─── Material supplied

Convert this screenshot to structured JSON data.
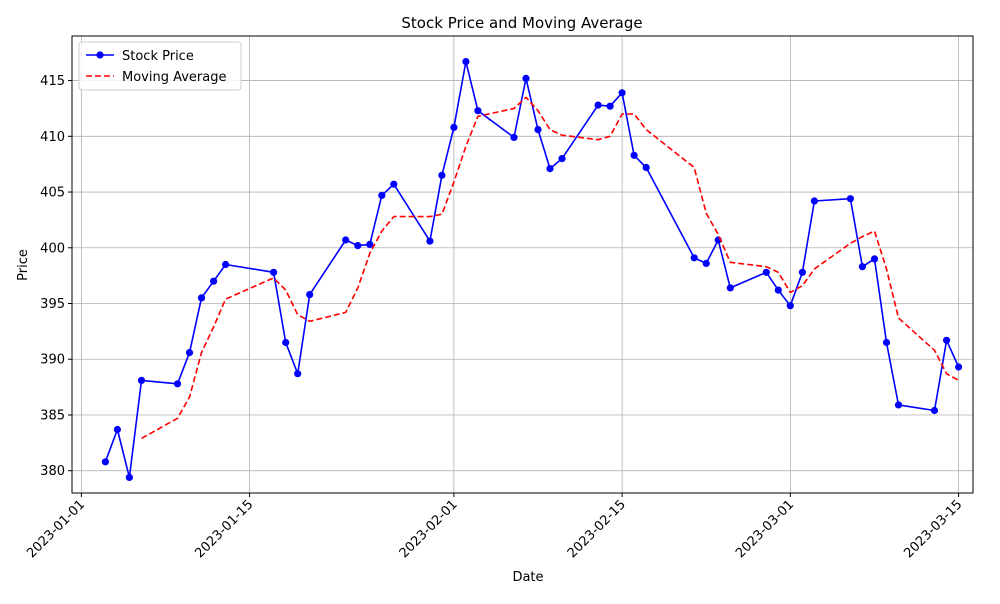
{
  "chart_data": {
    "type": "line",
    "title": "Stock Price and Moving Average",
    "xlabel": "Date",
    "ylabel": "Price",
    "grid": true,
    "legend_position": "top-left",
    "xlim": [
      "2023-01-01",
      "2023-03-15"
    ],
    "ylim": [
      378,
      419
    ],
    "x_ticks": [
      "2023-01-01",
      "2023-01-15",
      "2023-02-01",
      "2023-02-15",
      "2023-03-01",
      "2023-03-15"
    ],
    "y_ticks": [
      380,
      385,
      390,
      395,
      400,
      405,
      410,
      415
    ],
    "x": [
      "2023-01-03",
      "2023-01-04",
      "2023-01-05",
      "2023-01-06",
      "2023-01-09",
      "2023-01-10",
      "2023-01-11",
      "2023-01-12",
      "2023-01-13",
      "2023-01-17",
      "2023-01-18",
      "2023-01-19",
      "2023-01-20",
      "2023-01-23",
      "2023-01-24",
      "2023-01-25",
      "2023-01-26",
      "2023-01-27",
      "2023-01-30",
      "2023-01-31",
      "2023-02-01",
      "2023-02-02",
      "2023-02-03",
      "2023-02-06",
      "2023-02-07",
      "2023-02-08",
      "2023-02-09",
      "2023-02-10",
      "2023-02-13",
      "2023-02-14",
      "2023-02-15",
      "2023-02-16",
      "2023-02-17",
      "2023-02-21",
      "2023-02-22",
      "2023-02-23",
      "2023-02-24",
      "2023-02-27",
      "2023-02-28",
      "2023-03-01",
      "2023-03-02",
      "2023-03-03",
      "2023-03-06",
      "2023-03-07",
      "2023-03-08",
      "2023-03-09",
      "2023-03-10",
      "2023-03-13",
      "2023-03-14",
      "2023-03-15"
    ],
    "series": [
      {
        "name": "Stock Price",
        "color": "#0000ff",
        "style": "solid-with-markers",
        "values": [
          380.8,
          383.7,
          379.4,
          388.1,
          387.8,
          390.6,
          395.5,
          397.0,
          398.5,
          397.8,
          391.5,
          388.7,
          395.8,
          400.7,
          400.2,
          400.3,
          404.7,
          405.7,
          400.6,
          406.5,
          410.8,
          416.7,
          412.3,
          409.9,
          415.2,
          410.6,
          407.1,
          408.0,
          412.8,
          412.7,
          413.9,
          408.3,
          407.2,
          399.1,
          398.6,
          400.7,
          396.4,
          397.8,
          396.2,
          394.8,
          397.8,
          404.2,
          404.4,
          398.3,
          399.0,
          391.5,
          385.9,
          385.4,
          391.7,
          389.3
        ]
      },
      {
        "name": "Moving Average",
        "color": "#ff0000",
        "style": "dashed",
        "values": [
          null,
          null,
          null,
          382.9,
          384.7,
          386.6,
          390.6,
          392.9,
          395.4,
          397.3,
          396.2,
          394.0,
          393.4,
          394.2,
          396.4,
          399.5,
          401.5,
          402.8,
          402.8,
          403.0,
          405.9,
          409.1,
          411.8,
          412.5,
          413.5,
          412.3,
          410.6,
          410.1,
          409.7,
          410.0,
          412.0,
          412.0,
          410.6,
          407.2,
          403.1,
          401.2,
          398.7,
          398.3,
          397.8,
          396.0,
          396.6,
          398.1,
          400.4,
          401.0,
          401.5,
          398.1,
          393.7,
          390.8,
          388.7,
          388.1
        ]
      }
    ]
  }
}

──────

## Your goal
Going through the entries above, tally each line that has the word "name". Answer with the number only.

## Response to this exercise
2